• WHAT YOU NEED TO DO: From the listing below, work out how many lines contain "если". Reply with that number only.

• EXTRACTED ENTRIES:
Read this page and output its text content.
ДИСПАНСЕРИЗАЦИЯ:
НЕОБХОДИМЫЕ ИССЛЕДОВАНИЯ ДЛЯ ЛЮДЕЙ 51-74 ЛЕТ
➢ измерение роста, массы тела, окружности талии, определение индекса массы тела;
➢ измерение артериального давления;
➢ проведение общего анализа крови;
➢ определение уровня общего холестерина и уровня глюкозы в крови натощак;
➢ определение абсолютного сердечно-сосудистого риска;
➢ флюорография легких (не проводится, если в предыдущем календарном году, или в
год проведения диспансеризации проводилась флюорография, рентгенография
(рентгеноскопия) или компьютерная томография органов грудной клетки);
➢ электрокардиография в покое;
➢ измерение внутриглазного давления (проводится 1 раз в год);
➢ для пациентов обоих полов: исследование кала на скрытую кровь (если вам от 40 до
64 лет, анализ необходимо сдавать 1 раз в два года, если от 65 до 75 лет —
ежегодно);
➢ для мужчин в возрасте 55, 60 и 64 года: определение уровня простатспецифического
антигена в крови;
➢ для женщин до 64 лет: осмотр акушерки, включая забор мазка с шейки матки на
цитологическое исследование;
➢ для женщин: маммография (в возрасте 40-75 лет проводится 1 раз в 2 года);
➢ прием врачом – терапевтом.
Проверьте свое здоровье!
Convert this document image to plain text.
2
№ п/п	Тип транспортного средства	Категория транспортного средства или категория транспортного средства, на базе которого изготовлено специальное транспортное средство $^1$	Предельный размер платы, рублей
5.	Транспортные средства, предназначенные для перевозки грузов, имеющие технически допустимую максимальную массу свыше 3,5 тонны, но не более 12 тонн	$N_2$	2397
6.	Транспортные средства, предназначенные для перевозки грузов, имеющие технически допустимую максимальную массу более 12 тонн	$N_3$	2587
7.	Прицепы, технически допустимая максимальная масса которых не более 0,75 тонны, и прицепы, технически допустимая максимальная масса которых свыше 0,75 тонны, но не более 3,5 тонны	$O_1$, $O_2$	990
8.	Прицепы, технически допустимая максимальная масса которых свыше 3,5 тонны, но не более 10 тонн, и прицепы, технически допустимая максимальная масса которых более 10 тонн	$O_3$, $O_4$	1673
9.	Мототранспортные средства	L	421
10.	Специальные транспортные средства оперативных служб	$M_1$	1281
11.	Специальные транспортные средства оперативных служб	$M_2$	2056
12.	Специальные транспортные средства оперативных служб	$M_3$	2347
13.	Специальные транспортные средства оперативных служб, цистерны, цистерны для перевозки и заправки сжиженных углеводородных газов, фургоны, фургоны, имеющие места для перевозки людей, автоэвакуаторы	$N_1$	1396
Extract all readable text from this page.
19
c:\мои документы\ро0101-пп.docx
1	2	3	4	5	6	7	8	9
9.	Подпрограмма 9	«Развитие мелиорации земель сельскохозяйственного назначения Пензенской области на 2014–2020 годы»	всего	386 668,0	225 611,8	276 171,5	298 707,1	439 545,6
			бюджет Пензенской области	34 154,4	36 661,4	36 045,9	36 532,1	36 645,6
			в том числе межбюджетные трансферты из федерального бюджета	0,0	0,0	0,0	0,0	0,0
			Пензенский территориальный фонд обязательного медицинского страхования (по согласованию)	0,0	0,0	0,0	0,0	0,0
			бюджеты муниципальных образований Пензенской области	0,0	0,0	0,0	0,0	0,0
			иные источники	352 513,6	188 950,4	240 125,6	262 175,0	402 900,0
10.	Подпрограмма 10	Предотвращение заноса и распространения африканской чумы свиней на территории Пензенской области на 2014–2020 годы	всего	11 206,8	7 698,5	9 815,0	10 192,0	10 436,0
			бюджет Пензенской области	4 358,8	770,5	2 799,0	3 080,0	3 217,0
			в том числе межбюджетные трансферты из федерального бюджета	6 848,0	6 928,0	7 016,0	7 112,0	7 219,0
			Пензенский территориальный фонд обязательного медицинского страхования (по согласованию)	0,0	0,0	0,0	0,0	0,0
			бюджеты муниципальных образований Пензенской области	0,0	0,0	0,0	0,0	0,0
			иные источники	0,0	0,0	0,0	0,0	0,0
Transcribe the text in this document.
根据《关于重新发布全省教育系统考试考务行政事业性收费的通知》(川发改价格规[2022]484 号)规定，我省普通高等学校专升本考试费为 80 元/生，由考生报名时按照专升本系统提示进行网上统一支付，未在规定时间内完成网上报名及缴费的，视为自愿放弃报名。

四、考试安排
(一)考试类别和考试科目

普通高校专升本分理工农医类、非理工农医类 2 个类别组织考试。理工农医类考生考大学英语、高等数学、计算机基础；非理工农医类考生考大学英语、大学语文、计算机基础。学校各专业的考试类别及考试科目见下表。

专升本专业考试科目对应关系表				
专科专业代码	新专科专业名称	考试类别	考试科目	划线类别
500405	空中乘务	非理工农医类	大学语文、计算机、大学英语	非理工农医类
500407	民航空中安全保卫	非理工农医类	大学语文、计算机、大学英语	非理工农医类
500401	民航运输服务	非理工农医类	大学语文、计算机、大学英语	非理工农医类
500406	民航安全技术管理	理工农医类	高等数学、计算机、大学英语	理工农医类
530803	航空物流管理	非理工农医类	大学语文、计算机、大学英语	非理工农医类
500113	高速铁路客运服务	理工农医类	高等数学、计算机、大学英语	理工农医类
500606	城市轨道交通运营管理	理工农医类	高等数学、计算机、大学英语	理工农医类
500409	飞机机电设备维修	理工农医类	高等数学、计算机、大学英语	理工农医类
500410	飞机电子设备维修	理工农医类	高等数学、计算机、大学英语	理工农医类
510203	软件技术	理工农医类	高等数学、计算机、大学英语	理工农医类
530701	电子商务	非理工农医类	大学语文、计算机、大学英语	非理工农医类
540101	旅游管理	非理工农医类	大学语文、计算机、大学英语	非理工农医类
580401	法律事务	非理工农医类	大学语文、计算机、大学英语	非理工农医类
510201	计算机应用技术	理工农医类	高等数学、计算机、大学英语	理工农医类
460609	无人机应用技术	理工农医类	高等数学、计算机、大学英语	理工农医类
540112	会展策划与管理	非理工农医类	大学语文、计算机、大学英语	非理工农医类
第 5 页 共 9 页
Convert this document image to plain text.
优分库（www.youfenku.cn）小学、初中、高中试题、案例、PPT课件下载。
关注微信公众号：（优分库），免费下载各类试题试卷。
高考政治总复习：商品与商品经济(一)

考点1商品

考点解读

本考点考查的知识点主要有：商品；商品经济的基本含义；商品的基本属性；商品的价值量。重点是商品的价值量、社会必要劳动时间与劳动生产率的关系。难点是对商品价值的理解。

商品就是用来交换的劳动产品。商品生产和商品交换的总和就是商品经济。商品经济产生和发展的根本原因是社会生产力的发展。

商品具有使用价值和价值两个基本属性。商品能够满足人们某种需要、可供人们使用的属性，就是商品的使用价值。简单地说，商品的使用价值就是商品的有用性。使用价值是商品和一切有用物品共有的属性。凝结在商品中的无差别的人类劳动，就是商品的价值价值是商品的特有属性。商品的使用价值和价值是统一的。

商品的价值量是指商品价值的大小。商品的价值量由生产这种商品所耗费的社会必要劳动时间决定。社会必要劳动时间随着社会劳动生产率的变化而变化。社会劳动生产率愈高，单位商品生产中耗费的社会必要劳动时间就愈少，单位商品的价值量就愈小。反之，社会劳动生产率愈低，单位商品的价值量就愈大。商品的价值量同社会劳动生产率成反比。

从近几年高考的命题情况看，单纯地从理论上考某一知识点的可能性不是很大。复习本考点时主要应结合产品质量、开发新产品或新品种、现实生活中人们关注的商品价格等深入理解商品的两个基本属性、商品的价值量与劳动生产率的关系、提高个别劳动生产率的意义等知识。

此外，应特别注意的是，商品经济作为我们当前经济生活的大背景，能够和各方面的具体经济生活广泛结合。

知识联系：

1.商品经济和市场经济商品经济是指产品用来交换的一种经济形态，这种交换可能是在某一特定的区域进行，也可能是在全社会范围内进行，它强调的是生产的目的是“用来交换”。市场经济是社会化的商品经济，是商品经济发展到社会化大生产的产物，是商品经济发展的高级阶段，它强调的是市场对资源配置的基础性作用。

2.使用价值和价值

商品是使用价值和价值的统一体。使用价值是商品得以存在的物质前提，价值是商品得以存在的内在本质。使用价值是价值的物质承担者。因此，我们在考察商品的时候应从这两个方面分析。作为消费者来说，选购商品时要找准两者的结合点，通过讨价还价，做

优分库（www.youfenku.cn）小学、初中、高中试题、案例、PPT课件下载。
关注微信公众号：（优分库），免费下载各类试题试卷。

• OUTPUT FOR THIS EXERCISE: 3